Objective: Go through the records and show each line where the word "screenshot" occurs.
"""
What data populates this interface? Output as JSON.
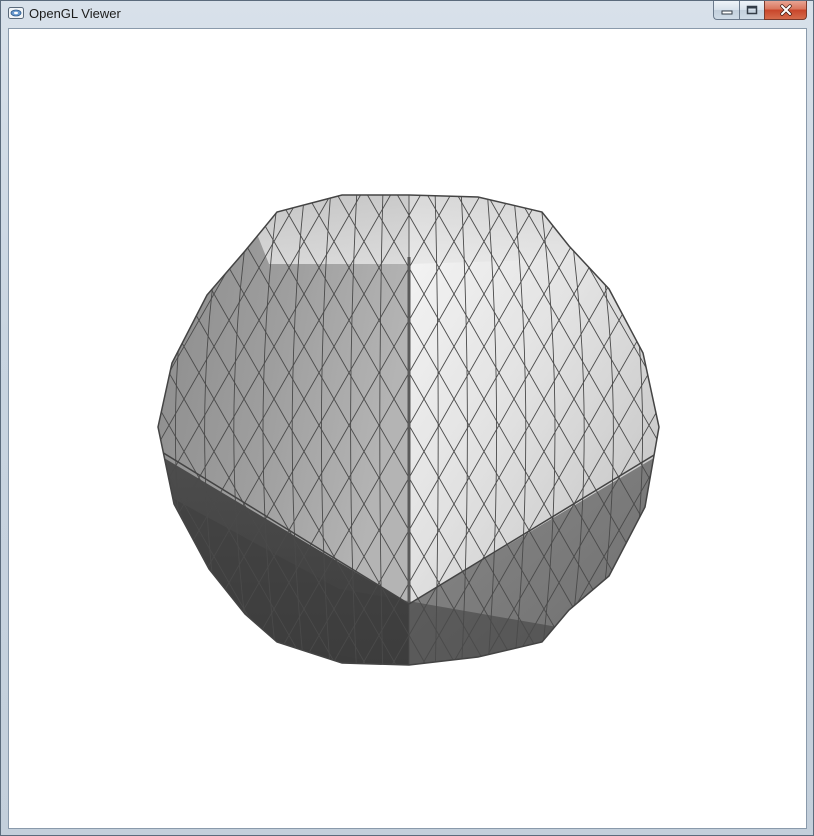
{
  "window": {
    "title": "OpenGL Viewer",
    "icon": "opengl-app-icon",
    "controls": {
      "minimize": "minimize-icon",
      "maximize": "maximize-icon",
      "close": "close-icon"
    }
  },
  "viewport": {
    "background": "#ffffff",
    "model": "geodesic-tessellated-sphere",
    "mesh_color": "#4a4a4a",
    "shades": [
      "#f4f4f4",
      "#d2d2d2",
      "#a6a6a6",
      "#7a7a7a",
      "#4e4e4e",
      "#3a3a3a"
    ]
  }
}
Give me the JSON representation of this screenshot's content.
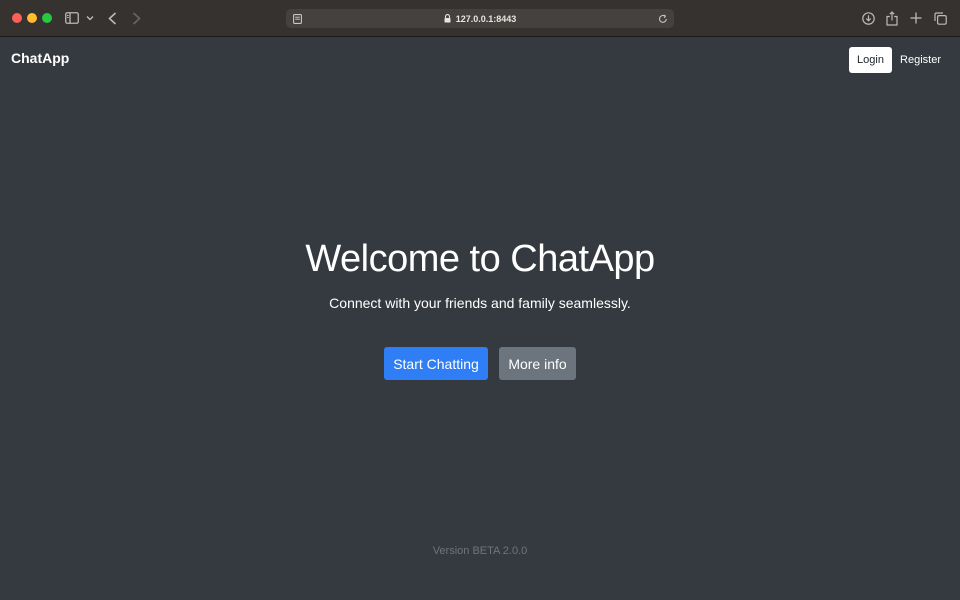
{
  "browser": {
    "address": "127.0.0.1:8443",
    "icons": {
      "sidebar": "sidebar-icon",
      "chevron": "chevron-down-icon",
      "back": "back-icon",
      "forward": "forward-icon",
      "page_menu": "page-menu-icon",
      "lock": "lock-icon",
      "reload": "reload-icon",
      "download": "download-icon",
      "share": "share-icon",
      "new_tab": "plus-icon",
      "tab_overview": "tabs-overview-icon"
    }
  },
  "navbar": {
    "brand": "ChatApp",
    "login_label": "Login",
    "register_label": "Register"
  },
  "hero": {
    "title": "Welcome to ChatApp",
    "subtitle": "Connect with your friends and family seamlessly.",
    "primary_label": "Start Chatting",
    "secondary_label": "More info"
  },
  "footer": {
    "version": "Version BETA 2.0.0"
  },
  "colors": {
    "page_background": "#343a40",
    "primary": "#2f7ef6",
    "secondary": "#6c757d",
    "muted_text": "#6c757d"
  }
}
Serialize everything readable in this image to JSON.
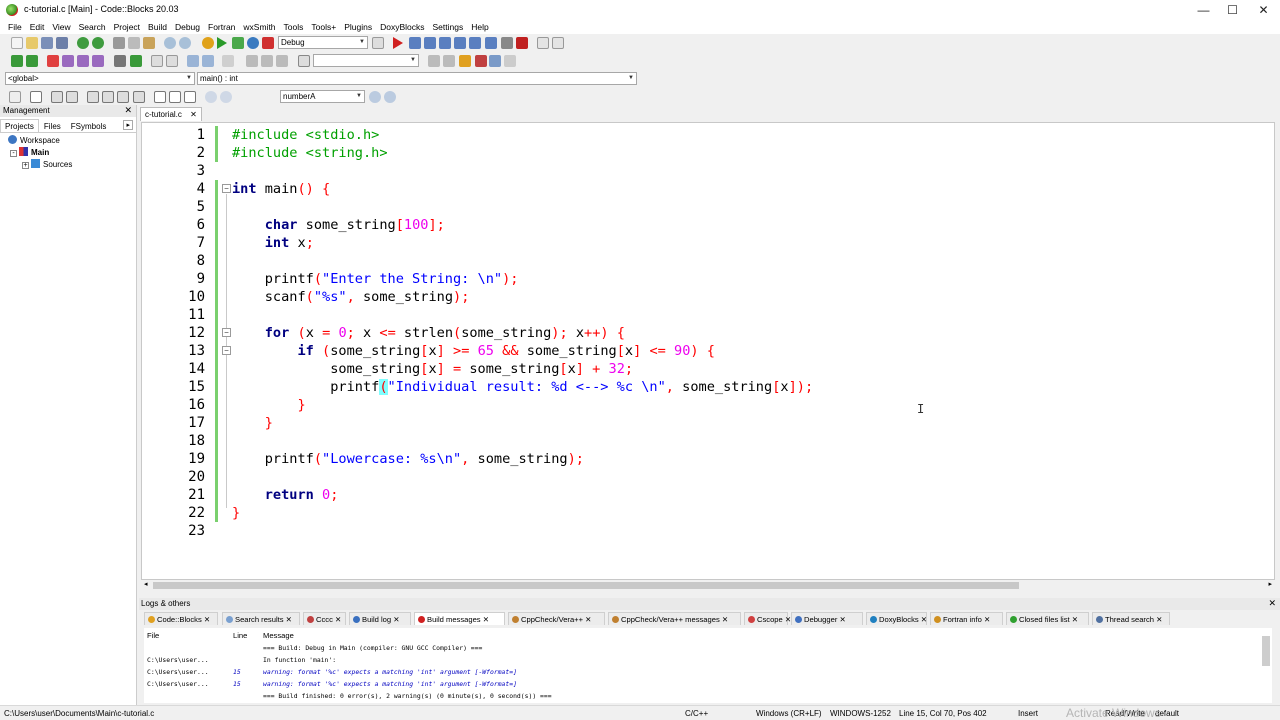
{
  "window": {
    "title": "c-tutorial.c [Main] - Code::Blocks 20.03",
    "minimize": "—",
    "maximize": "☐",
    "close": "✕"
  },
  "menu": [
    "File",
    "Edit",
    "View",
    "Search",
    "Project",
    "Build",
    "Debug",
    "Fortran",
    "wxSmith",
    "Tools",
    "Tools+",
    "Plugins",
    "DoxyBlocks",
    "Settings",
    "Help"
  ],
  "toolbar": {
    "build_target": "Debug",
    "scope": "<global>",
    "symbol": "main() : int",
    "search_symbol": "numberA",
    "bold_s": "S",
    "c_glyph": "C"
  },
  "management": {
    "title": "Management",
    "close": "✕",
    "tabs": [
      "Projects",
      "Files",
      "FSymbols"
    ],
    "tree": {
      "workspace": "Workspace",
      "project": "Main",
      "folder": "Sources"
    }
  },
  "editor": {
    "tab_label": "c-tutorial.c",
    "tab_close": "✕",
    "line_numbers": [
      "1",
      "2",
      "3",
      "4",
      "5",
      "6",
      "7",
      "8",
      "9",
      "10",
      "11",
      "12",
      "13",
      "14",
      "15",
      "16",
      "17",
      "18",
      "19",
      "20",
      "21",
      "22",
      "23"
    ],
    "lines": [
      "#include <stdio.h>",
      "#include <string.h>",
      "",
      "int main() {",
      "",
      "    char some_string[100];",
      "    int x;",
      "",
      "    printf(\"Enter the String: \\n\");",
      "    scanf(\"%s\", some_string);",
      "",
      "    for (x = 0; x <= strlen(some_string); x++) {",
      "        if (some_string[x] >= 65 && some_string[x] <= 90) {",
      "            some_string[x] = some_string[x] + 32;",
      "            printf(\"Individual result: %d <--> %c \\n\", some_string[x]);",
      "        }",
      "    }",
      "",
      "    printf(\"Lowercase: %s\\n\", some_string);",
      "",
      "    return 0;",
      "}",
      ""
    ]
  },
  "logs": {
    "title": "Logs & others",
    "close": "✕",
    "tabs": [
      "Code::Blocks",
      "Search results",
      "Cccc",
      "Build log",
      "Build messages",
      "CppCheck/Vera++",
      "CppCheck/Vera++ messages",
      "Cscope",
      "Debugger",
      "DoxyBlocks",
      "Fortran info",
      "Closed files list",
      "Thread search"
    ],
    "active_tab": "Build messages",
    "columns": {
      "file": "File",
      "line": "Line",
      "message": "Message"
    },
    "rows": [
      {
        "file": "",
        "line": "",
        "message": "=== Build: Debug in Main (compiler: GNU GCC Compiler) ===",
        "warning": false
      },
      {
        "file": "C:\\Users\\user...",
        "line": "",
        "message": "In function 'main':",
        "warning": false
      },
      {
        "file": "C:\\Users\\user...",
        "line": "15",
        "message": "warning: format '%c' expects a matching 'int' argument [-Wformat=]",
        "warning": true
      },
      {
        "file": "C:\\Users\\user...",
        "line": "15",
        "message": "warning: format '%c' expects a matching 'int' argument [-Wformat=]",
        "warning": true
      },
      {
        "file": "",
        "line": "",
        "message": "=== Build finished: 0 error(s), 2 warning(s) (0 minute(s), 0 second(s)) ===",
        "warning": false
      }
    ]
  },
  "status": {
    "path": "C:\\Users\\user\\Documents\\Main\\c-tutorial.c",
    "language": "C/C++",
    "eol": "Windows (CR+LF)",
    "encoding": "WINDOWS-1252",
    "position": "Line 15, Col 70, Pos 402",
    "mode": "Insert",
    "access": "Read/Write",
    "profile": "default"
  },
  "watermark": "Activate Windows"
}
"""
"""
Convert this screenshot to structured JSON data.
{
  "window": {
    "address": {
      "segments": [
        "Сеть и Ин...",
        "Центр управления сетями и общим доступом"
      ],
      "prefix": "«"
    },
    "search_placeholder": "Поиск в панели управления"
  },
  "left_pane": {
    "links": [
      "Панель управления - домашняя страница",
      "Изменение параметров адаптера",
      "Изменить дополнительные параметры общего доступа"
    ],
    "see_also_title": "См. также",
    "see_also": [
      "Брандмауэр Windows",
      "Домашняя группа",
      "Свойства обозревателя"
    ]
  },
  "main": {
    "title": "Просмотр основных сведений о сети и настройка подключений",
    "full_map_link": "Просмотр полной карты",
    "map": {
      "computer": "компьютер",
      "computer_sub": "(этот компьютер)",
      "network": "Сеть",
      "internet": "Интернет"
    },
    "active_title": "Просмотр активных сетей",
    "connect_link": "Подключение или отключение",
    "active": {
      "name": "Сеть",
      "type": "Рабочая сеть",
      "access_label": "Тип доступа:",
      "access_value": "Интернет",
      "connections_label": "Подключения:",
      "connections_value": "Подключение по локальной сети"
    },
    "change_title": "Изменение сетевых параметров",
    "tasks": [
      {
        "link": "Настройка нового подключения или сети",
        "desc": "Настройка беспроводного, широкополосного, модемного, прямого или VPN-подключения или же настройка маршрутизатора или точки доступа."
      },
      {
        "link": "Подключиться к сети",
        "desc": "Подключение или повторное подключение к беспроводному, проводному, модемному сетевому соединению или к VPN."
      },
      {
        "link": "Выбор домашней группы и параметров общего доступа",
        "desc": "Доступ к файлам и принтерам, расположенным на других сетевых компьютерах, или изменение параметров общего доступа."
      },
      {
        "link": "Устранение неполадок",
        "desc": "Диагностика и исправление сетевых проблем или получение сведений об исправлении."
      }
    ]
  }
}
"""
Written reply:
Give me the JSON representation of this screenshot's content.
Convert this screenshot to structured JSON data.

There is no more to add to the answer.